What to do:
Extract, from the listing that follows, each line containing the word "according".

Recorded data:
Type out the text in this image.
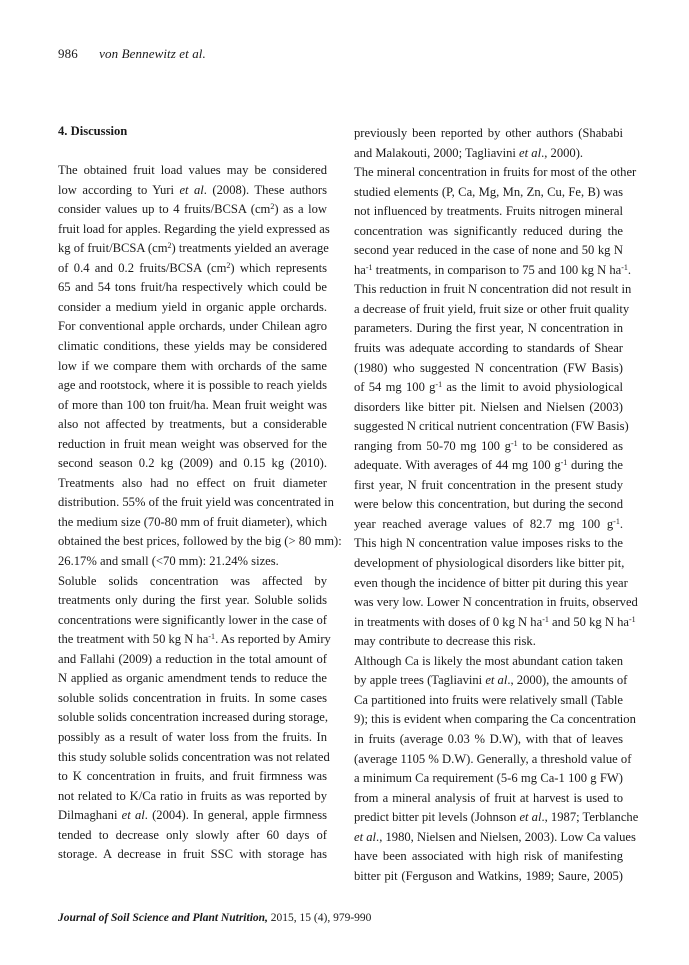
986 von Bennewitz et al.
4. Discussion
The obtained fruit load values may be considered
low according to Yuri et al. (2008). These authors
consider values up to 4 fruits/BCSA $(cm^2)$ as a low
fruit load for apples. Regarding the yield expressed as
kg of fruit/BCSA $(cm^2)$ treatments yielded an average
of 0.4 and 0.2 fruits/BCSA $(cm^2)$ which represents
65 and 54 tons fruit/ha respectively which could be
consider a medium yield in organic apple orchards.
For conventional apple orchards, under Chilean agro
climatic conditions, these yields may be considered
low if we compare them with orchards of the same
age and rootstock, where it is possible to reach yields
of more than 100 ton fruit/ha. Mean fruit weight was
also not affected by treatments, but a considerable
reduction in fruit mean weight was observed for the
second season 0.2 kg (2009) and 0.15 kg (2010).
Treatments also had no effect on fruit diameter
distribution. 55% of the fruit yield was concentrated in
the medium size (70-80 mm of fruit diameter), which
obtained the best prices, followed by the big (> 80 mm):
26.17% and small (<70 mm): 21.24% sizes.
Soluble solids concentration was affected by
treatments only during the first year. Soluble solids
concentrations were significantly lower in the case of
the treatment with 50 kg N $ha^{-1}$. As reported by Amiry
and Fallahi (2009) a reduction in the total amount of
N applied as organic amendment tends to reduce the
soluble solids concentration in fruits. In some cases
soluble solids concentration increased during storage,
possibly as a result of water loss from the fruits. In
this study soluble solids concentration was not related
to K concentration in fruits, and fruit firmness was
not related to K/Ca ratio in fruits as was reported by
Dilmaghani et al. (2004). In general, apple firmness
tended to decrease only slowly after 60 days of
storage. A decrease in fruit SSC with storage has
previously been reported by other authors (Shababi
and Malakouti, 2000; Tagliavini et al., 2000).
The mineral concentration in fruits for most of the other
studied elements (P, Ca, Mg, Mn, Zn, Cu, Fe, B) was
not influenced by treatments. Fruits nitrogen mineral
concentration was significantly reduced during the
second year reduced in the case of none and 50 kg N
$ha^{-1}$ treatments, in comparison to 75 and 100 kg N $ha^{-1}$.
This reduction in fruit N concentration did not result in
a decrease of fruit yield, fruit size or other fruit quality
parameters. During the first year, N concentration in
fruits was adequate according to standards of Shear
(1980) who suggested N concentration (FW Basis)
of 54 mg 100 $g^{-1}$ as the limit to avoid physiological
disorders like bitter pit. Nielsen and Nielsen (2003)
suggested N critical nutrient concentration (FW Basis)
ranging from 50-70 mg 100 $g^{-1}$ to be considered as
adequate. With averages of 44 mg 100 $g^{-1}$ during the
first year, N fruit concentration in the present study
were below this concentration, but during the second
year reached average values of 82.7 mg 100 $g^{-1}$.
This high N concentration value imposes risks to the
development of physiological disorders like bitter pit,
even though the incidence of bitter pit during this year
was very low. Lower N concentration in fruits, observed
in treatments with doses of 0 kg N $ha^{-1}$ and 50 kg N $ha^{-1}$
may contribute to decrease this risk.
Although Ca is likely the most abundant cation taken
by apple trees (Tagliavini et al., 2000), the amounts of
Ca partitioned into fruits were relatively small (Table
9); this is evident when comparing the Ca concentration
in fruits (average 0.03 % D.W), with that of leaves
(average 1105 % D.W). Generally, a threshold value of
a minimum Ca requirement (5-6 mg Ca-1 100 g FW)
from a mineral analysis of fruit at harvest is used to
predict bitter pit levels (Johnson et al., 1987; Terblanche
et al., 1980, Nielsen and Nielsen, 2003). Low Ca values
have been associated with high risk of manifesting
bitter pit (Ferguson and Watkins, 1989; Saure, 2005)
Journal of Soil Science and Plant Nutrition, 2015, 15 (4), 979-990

Written response:
low according to Yuri et al. (2008). These authors
fruits was adequate according to standards of Shear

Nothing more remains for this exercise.